| Challenges |
[1] In the reflectance passage, what kind of document is NBS160 said to be?
[2] Decide whether each statement agrees with the reflectance passage, and quote the words that settle it: (a) Hapke (1993) is called an introductory textbook on reflectance. (b) The reflecting surface is taken to be a vertical plane. (c) In the oceanographic setting, light reflected by the surface travels downward.

| Supplied passage |

--------------------------------------------------

For the most part, the definitions and terminology used here are given in Hapke (1993), which is a good introductory textbook on reflectance, and in Nicodemus, et al. (1977) (referenced here as NBS160). NBS160 is a National Bureau of Standards document that discusses the measurement of reflectance in great detail and is the authoritative document on the subject. However, we have changed some notation to correspond to what is commonly used in optical oceanography. Table 1 at the end of this page compares the notation used in these books.

For convenience, let the ”surface” reflecting the light be a horizontal plane. This can be a physical surface such as a sandy ocean bottom, or it can be simply a particular depth in the water column, say at 1 m above a sea grass bed or at 100 m in optically deep mid-ocean water. To conform to NBS160, we’ll use subscript i to denote incident and r to denote reflected. In the oceanographic setting of a horizontal bottom, the light incident onto the surface is traveling downward, and the light reflected by the surface is traveling upward. Thus we sometimes use subscript d for downward (incident) and u for upward (reflected) when necessary to conform to common oceanographic usage.

In nature, light is usually incident onto a surface from all directions, and some of the incident light gets reflected by the surface into all directions. Therefore, to completely understand the optical properties of a surface, it is necessary to know how the surface reflects light going in any incident direction into any reflected direction.

--------------------------------------------------

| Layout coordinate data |
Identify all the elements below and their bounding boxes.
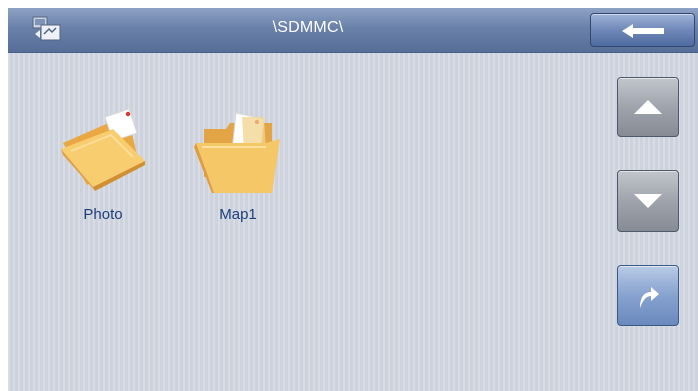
back-button[interactable] <box>590 13 695 47</box>
file-explorer-icon <box>30 14 66 44</box>
scroll-up-button[interactable] <box>617 77 679 137</box>
current-path-title: \SDMMC\ <box>272 19 344 36</box>
title-bar: \SDMMC\ <box>8 8 698 53</box>
folder-open-icon <box>194 112 280 193</box>
folder-closed-icon <box>61 108 145 191</box>
triangle-down-icon <box>634 194 662 208</box>
arrow-left-icon <box>622 24 664 38</box>
open-button[interactable] <box>617 265 679 326</box>
folder-label: Photo <box>83 206 123 223</box>
folder-label: Map1 <box>219 206 257 223</box>
folder-item-map1[interactable]: Map1 <box>178 83 298 233</box>
curved-arrow-forward-icon <box>640 286 659 308</box>
scroll-down-button[interactable] <box>617 170 679 232</box>
folder-item-photo[interactable]: Photo <box>43 83 163 233</box>
triangle-up-icon <box>634 100 662 114</box>
file-browser-screen: \SDMMC\ Photo Map1 <box>8 8 698 391</box>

--------------------------------------------------

| List of solutions |
[1] A National Bureau of Standards document that discusses the measurement of reflectance in great detail.

[2]
(a) Yes: "which is a good introductory textbook on reflectance"
(b) No: "be a horizontal plane"
(c) No: "the light reflected by the surface is traveling upward"